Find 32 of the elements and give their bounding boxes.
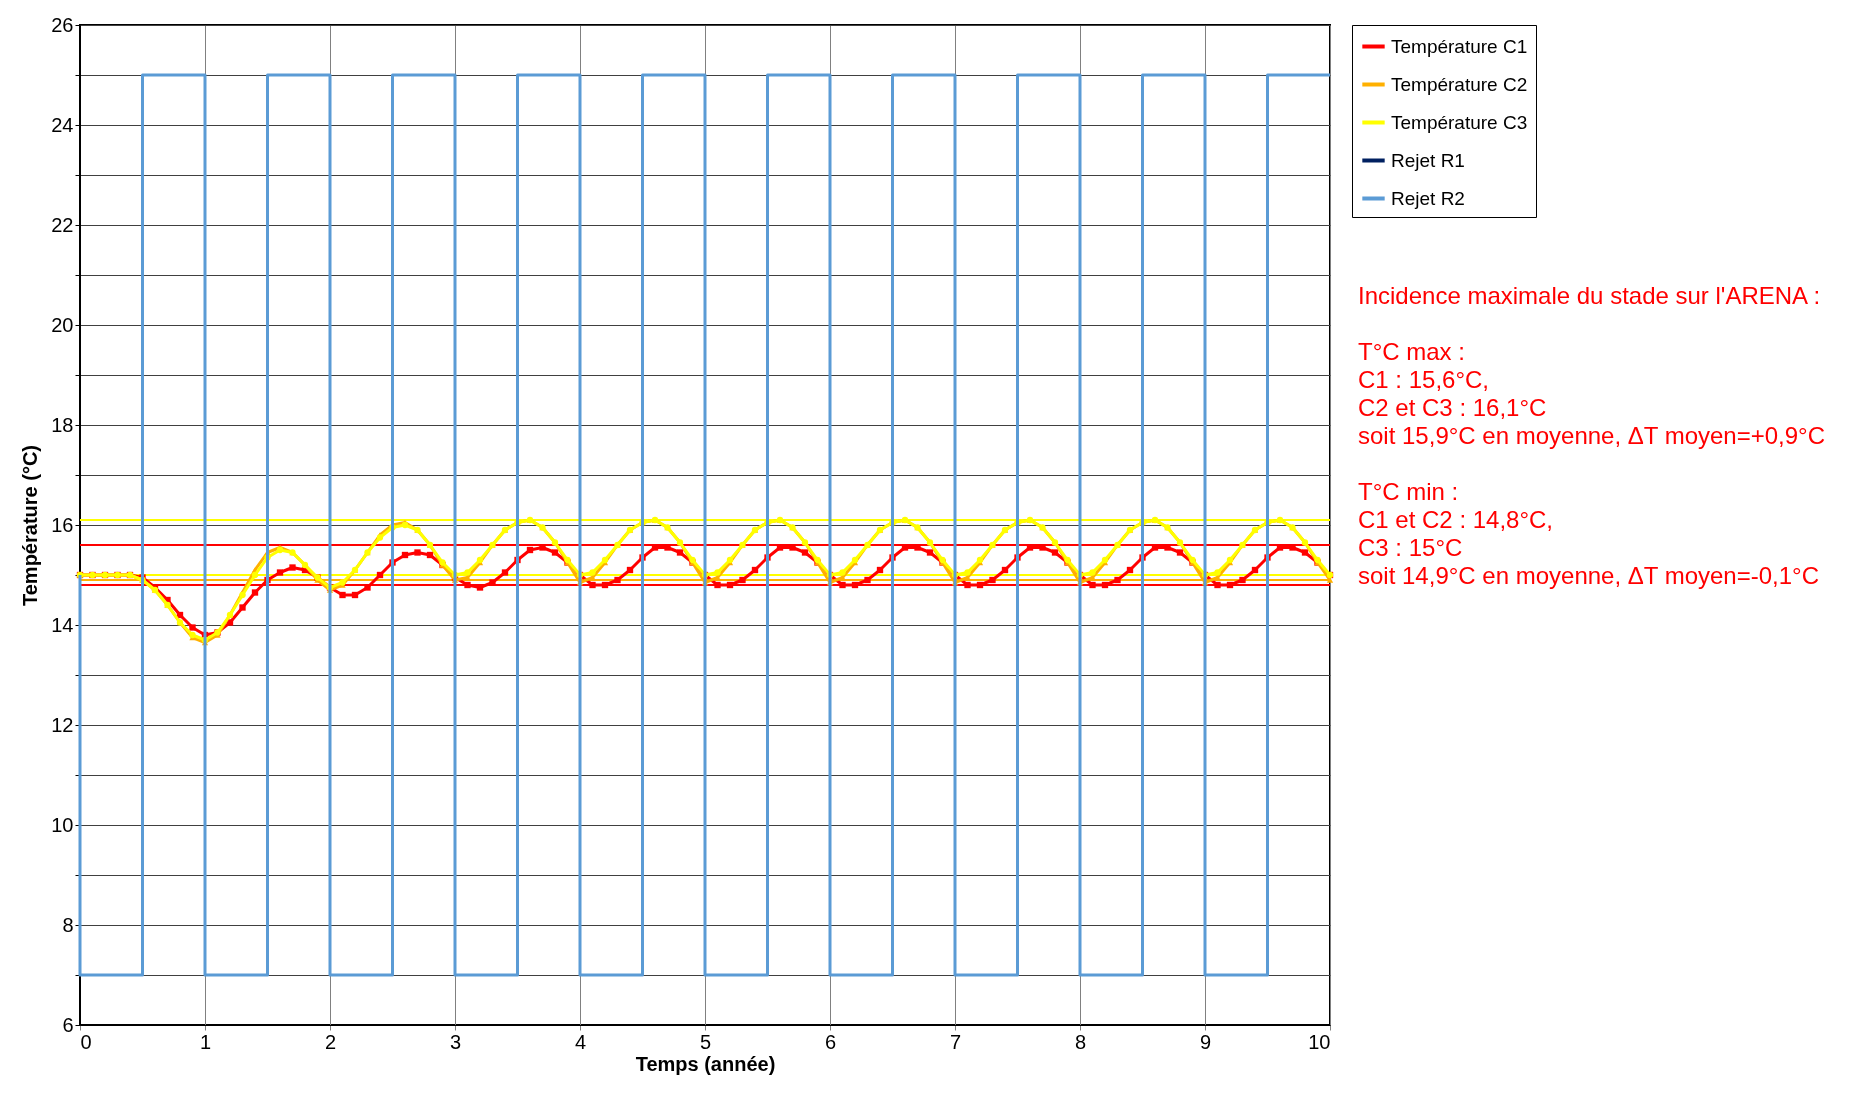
y-tick-label: 10: [51, 813, 74, 836]
text: T°C max : C1 : 15,6°C, C2 et C3 : 16,1°C soit 15,9°C en moyenne, ΔT moyen=+0,9°C: [1358, 338, 1826, 449]
x-axis-title: Temps (année): [635, 1052, 776, 1075]
y-tick-label: 24: [51, 113, 74, 136]
text: Incidence maximale du stade sur l'ARENA :: [1358, 282, 1821, 309]
x-tick-label: 5: [699, 1030, 712, 1053]
x-tick-label: 8: [1074, 1030, 1087, 1053]
y-tick-label: 14: [51, 613, 74, 636]
legend-label: Température C1: [1391, 35, 1528, 57]
x-tick-label: 0: [80, 1030, 92, 1053]
legend-label: Température C2: [1391, 73, 1528, 95]
y-tick-label: 22: [51, 213, 74, 236]
x-tick-label: 7: [949, 1030, 962, 1053]
y-tick-label: 8: [62, 913, 74, 936]
legend-label: Température C3: [1391, 111, 1528, 133]
y-tick-label: 26: [51, 13, 74, 36]
y-tick-label: 12: [51, 713, 74, 736]
x-tick-label: 2: [324, 1030, 337, 1053]
x-tick-label: 6: [824, 1030, 837, 1053]
legend-label: Rejet R1: [1391, 149, 1465, 171]
y-tick-label: 20: [51, 313, 74, 336]
y-axis-title: Température (°C): [19, 445, 42, 606]
x-tick-label: 4: [574, 1030, 587, 1053]
legend-label: Rejet R2: [1391, 187, 1465, 209]
y-tick-label: 16: [51, 513, 74, 536]
x-tick-label: 3: [449, 1030, 462, 1053]
x-tick-label: 9: [1199, 1030, 1212, 1053]
x-tick-label: 1: [199, 1030, 212, 1053]
x-tick-label: 10: [1308, 1030, 1331, 1053]
y-tick-label: 18: [51, 413, 74, 436]
y-tick-label: 6: [62, 1013, 74, 1036]
text: T°C min : C1 et C2 : 14,8°C, C3 : 15°C soit 14,9°C en moyenne, ΔT moyen=-0,1°C: [1358, 478, 1820, 589]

Short exercise:
Reproduce every line of the material above word for word, leaving out the picture.

Exercise output:
Find 32 of the elements and give their bounding boxes.
y-tick-label: 10: [51, 813, 74, 836]
text: T°C max : C1 : 15,6°C, C2 et C3 : 16,1°C soit 15,9°C en moyenne, ΔT moyen=+0,9°C: [1358, 338, 1826, 449]
x-axis-title: Temps (année): [635, 1052, 776, 1075]
y-tick-label: 24: [51, 113, 74, 136]
text: Incidence maximale du stade sur l'ARENA :: [1358, 282, 1821, 309]
x-tick-label: 5: [699, 1030, 712, 1053]
x-tick-label: 8: [1074, 1030, 1087, 1053]
y-tick-label: 14: [51, 613, 74, 636]
legend-label: Température C1: [1391, 35, 1528, 57]
x-tick-label: 0: [80, 1030, 92, 1053]
legend-label: Température C2: [1391, 73, 1528, 95]
y-tick-label: 22: [51, 213, 74, 236]
x-tick-label: 7: [949, 1030, 962, 1053]
y-tick-label: 8: [62, 913, 74, 936]
legend-label: Température C3: [1391, 111, 1528, 133]
y-tick-label: 26: [51, 13, 74, 36]
y-tick-label: 12: [51, 713, 74, 736]
x-tick-label: 2: [324, 1030, 337, 1053]
x-tick-label: 6: [824, 1030, 837, 1053]
legend-label: Rejet R1: [1391, 149, 1465, 171]
y-tick-label: 20: [51, 313, 74, 336]
y-axis-title: Température (°C): [19, 445, 42, 606]
x-tick-label: 4: [574, 1030, 587, 1053]
legend-label: Rejet R2: [1391, 187, 1465, 209]
y-tick-label: 16: [51, 513, 74, 536]
x-tick-label: 3: [449, 1030, 462, 1053]
x-tick-label: 9: [1199, 1030, 1212, 1053]
x-tick-label: 1: [199, 1030, 212, 1053]
x-tick-label: 10: [1308, 1030, 1331, 1053]
y-tick-label: 18: [51, 413, 74, 436]
y-tick-label: 6: [62, 1013, 74, 1036]
text: T°C min : C1 et C2 : 14,8°C, C3 : 15°C soit 14,9°C en moyenne, ΔT moyen=-0,1°C: [1358, 478, 1820, 589]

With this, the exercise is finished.